====== LISTING

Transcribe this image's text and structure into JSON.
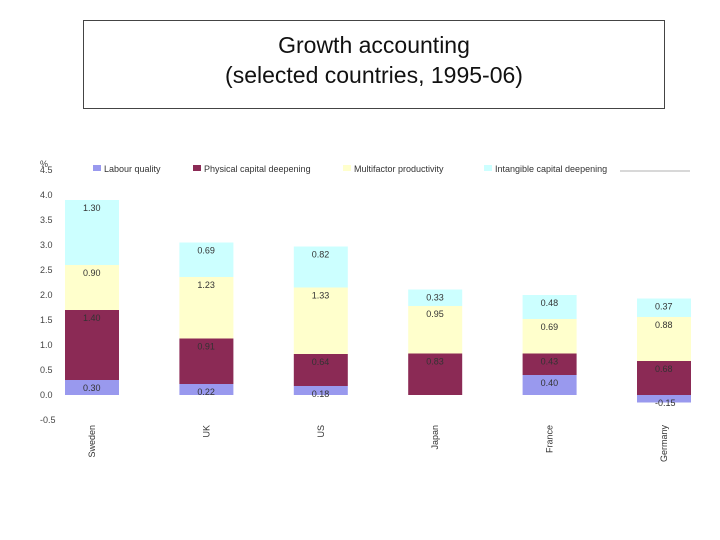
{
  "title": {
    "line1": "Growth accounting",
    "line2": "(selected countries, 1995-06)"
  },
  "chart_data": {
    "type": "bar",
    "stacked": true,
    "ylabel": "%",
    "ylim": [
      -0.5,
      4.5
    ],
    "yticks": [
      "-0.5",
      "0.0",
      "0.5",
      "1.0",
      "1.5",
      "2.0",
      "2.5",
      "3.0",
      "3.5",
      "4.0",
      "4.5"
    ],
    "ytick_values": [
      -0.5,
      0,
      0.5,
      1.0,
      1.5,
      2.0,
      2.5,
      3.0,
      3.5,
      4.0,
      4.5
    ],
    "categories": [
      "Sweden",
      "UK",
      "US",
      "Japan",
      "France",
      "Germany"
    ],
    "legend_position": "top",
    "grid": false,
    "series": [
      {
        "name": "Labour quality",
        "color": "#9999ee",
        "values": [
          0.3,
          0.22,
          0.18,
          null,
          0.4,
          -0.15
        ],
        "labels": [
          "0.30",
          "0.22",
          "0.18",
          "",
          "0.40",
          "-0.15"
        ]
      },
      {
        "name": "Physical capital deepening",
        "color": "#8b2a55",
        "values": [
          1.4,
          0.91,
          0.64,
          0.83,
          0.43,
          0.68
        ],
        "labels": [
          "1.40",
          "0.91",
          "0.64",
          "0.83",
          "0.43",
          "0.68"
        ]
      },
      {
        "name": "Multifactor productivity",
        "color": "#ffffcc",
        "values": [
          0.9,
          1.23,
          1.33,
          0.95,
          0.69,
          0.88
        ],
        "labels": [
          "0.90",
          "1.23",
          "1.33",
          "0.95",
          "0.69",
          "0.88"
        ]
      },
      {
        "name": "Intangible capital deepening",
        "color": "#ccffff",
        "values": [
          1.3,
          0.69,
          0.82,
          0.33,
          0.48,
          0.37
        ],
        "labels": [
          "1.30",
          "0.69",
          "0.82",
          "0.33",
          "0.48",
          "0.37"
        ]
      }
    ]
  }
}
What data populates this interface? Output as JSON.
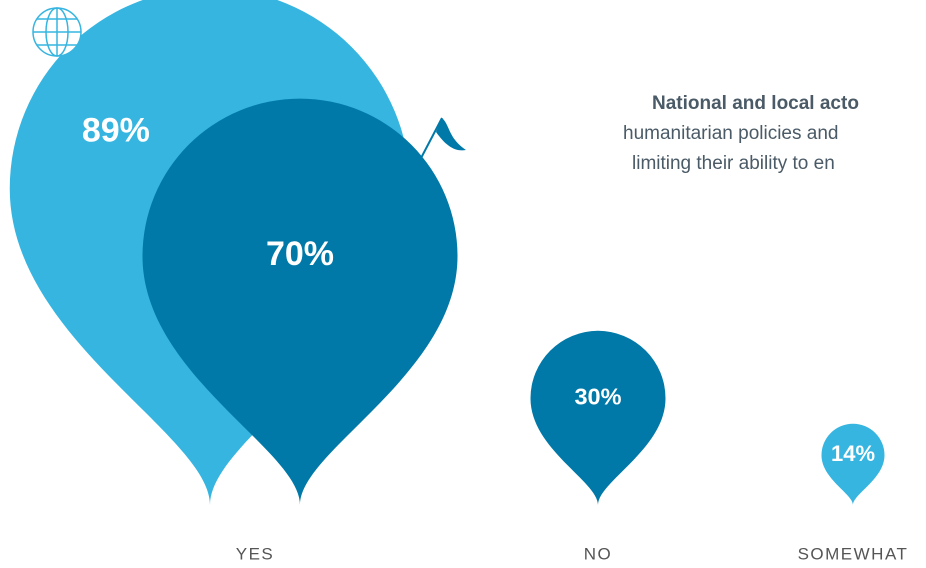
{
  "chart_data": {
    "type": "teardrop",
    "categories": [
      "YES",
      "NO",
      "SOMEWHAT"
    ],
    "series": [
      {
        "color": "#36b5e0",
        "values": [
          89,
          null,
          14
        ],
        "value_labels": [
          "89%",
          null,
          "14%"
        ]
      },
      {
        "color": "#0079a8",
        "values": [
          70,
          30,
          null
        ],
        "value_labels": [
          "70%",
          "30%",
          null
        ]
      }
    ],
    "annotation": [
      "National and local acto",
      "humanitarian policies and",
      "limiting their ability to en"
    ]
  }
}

============
====== LISTING

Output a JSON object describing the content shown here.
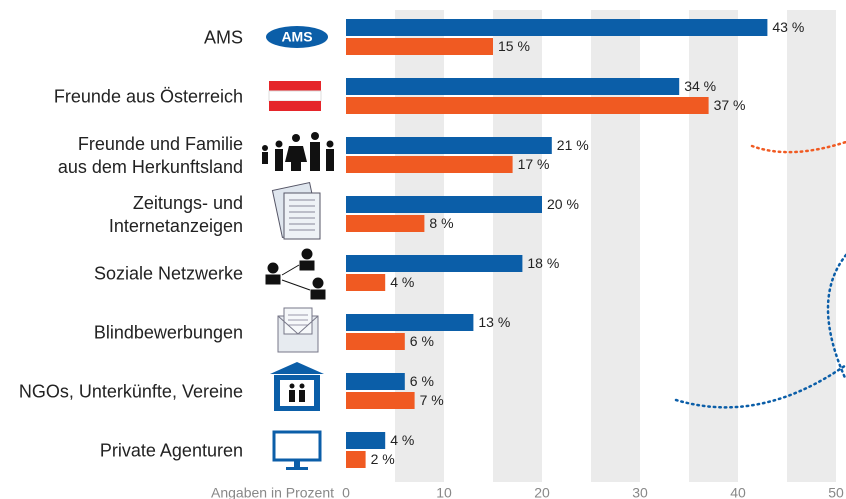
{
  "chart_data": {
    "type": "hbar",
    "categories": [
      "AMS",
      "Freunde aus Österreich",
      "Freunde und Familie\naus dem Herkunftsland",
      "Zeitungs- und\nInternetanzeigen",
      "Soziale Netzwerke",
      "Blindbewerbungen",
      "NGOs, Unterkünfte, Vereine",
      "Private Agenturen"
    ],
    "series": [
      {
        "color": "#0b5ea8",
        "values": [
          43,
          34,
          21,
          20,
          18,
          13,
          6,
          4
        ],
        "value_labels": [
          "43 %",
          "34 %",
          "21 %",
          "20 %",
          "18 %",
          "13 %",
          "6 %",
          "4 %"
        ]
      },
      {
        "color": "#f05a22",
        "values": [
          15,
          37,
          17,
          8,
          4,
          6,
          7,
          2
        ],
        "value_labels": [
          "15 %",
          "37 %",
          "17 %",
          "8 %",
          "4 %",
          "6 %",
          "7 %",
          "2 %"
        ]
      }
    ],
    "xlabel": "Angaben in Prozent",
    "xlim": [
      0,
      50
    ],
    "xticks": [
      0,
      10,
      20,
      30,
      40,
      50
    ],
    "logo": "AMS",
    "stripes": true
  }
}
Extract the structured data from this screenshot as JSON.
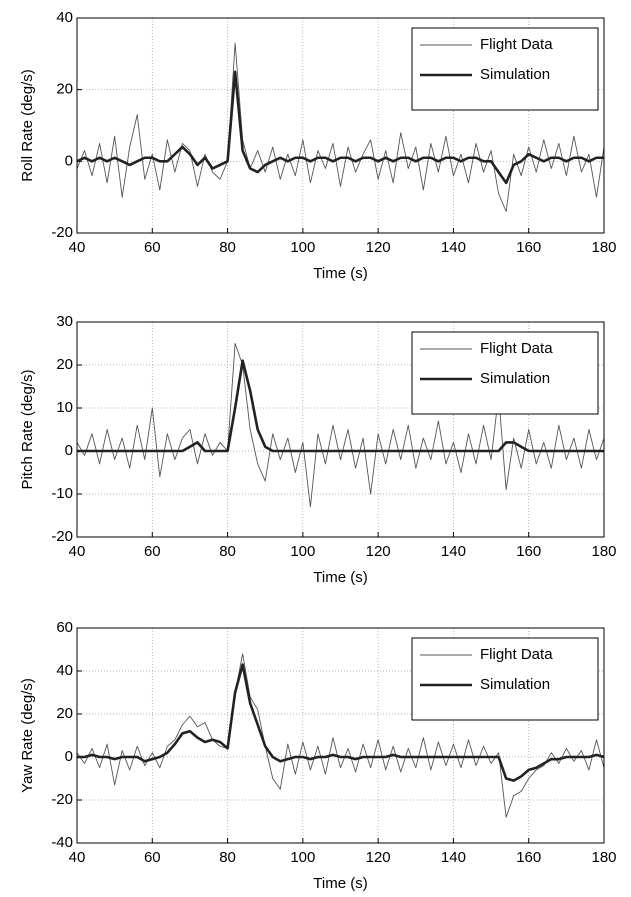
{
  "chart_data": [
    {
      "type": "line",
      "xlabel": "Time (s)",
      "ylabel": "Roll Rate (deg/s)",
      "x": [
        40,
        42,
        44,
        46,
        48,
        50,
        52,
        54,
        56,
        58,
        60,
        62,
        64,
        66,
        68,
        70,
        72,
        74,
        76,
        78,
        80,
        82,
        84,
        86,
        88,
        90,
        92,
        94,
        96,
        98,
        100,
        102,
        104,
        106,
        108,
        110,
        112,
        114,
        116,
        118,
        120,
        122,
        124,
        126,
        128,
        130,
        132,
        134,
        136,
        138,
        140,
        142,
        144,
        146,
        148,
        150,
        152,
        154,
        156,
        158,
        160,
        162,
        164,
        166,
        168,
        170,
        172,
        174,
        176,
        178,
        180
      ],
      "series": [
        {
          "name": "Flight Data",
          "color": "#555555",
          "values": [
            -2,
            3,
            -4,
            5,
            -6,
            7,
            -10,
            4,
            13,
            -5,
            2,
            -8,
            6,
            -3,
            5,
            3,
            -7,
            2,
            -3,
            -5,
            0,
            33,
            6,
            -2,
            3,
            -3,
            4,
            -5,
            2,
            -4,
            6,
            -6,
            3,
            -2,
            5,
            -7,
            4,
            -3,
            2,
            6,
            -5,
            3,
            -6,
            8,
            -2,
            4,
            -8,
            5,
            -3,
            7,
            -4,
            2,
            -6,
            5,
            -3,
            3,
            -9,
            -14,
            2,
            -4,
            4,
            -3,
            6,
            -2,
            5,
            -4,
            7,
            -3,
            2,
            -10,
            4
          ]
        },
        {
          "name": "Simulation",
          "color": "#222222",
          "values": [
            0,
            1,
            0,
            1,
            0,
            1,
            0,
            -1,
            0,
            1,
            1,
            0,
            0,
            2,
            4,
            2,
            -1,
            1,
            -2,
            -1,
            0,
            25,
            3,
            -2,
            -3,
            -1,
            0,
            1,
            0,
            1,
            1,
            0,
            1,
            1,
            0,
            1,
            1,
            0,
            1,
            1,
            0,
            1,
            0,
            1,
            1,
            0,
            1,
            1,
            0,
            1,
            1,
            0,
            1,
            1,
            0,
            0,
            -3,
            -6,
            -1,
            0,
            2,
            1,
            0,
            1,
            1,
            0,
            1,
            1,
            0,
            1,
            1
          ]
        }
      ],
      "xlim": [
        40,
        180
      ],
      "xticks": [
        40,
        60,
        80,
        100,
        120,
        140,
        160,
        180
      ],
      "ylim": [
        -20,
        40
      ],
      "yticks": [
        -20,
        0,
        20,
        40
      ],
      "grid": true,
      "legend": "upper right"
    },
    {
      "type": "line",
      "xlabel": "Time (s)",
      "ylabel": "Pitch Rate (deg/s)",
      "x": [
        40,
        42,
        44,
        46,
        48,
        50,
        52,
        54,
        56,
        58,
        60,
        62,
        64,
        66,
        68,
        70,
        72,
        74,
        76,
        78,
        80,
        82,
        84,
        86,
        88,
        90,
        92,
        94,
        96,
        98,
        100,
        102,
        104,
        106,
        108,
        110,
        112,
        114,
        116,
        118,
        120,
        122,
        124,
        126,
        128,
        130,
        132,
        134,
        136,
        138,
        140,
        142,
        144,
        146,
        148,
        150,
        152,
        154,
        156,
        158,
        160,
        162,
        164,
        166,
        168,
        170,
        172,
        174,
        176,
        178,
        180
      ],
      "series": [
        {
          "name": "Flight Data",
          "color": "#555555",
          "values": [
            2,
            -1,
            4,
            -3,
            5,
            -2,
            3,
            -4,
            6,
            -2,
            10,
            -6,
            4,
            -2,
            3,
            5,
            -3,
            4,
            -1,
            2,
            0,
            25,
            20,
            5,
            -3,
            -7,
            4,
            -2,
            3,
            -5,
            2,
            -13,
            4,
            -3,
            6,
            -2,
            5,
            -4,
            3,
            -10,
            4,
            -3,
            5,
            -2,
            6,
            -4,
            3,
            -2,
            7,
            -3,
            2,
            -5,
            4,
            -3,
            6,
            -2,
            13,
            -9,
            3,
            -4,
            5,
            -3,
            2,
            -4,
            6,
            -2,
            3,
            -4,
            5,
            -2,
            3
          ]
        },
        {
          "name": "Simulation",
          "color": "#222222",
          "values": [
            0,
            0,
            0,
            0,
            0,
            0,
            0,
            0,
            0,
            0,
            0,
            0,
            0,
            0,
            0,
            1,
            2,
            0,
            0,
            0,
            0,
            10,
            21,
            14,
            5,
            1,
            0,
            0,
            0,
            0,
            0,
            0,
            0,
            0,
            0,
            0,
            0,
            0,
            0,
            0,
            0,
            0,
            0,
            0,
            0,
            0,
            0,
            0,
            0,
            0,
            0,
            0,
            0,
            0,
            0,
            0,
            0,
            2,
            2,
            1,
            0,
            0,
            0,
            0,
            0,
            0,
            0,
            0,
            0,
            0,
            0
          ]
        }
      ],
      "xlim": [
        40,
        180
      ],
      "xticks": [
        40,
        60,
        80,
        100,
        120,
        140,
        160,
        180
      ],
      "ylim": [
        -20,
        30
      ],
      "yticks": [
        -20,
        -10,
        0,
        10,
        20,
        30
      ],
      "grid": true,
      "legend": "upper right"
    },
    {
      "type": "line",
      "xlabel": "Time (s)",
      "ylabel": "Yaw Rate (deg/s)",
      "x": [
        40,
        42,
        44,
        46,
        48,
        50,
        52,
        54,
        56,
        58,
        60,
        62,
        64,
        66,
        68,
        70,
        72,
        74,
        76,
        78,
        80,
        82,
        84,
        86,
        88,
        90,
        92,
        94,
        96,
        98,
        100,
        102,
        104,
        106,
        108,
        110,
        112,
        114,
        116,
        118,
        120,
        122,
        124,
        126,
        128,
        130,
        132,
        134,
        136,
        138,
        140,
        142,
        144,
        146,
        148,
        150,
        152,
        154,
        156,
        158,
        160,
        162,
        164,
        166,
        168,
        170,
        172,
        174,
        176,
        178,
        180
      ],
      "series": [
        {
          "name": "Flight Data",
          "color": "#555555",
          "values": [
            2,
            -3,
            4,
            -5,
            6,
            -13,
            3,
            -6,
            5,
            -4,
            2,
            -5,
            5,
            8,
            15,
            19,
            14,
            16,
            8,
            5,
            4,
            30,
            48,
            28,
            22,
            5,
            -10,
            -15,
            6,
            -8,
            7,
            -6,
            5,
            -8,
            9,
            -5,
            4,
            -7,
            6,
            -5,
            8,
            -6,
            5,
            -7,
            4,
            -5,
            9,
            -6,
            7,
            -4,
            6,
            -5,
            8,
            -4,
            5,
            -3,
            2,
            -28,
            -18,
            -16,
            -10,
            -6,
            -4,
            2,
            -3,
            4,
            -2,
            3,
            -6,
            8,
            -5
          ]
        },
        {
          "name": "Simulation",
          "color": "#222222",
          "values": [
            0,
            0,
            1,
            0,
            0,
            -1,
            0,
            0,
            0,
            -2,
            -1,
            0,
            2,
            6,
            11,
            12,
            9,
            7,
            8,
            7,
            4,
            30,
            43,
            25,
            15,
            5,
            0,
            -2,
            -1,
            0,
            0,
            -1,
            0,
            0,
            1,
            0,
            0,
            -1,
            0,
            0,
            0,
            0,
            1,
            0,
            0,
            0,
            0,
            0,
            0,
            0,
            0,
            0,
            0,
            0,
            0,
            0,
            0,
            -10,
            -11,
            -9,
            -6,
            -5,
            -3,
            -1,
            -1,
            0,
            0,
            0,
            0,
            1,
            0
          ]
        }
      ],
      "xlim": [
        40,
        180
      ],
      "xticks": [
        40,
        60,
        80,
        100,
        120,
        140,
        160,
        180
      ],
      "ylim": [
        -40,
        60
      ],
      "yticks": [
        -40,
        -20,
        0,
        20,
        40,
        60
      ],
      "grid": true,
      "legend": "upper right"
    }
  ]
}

============
====== LISTING

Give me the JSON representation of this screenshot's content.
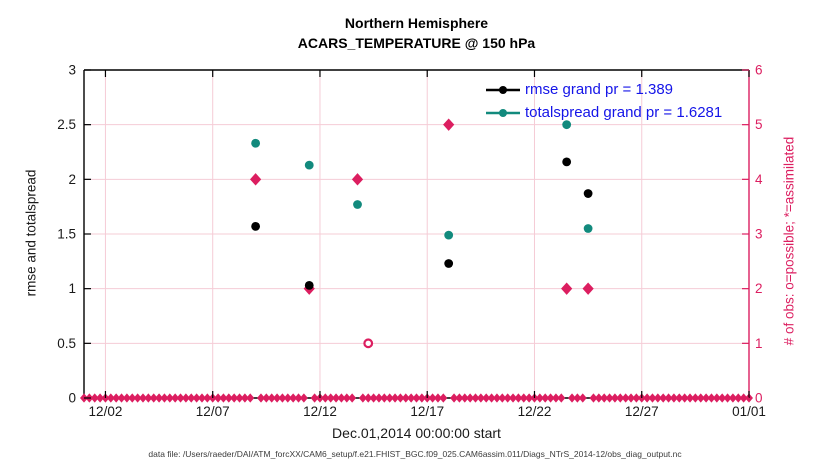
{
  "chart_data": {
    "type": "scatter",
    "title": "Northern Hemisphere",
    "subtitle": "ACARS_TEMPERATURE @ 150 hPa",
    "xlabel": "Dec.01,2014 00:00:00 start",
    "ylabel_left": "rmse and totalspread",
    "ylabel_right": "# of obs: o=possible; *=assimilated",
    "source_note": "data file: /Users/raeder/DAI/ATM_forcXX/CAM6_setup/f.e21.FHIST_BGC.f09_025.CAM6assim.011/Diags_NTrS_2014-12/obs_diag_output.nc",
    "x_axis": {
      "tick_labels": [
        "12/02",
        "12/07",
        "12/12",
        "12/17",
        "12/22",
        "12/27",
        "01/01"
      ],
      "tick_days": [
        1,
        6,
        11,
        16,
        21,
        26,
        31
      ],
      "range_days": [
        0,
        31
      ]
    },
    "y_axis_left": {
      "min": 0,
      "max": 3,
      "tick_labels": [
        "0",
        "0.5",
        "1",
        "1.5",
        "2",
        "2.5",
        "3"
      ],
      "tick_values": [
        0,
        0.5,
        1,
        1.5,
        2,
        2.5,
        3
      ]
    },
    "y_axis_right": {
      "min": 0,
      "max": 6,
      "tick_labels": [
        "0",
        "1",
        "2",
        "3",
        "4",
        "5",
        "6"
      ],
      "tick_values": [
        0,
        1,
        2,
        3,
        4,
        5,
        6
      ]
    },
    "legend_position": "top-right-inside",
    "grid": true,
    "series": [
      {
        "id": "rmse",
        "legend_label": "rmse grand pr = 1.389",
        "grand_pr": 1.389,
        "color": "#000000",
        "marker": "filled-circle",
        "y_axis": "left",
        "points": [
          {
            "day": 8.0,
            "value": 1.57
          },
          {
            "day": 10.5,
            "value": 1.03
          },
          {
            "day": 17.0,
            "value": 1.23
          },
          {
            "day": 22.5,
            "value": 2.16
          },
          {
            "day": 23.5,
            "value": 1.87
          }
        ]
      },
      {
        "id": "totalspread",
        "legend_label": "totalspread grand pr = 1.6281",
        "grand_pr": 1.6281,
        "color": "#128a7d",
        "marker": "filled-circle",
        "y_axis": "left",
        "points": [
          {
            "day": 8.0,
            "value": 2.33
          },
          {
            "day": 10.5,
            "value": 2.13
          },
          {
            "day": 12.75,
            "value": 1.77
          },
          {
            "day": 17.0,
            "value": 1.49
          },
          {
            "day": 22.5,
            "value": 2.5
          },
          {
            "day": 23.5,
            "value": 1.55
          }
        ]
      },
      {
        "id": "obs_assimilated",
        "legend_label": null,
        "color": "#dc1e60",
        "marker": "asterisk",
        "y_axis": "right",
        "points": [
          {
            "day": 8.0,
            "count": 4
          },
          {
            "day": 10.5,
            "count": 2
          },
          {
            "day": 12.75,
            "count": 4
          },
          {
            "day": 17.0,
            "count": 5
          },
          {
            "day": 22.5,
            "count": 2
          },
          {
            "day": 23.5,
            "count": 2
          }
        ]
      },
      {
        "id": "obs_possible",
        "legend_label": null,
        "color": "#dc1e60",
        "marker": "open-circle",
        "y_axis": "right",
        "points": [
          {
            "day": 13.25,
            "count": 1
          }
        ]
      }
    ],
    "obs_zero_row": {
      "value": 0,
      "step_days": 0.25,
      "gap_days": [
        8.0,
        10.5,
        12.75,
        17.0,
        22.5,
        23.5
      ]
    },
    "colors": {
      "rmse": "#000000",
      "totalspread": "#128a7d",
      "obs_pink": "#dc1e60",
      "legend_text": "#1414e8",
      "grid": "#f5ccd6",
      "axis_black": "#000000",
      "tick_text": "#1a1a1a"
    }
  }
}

============

REQUIRED TASK
Look over the records above and copy each line that includes the string "totalspread".

RESPONSE TO THE EXERCISE
    "ylabel_left": "rmse and totalspread",
        "id": "totalspread",
        "legend_label": "totalspread grand pr = 1.6281",
      "totalspread": "#128a7d",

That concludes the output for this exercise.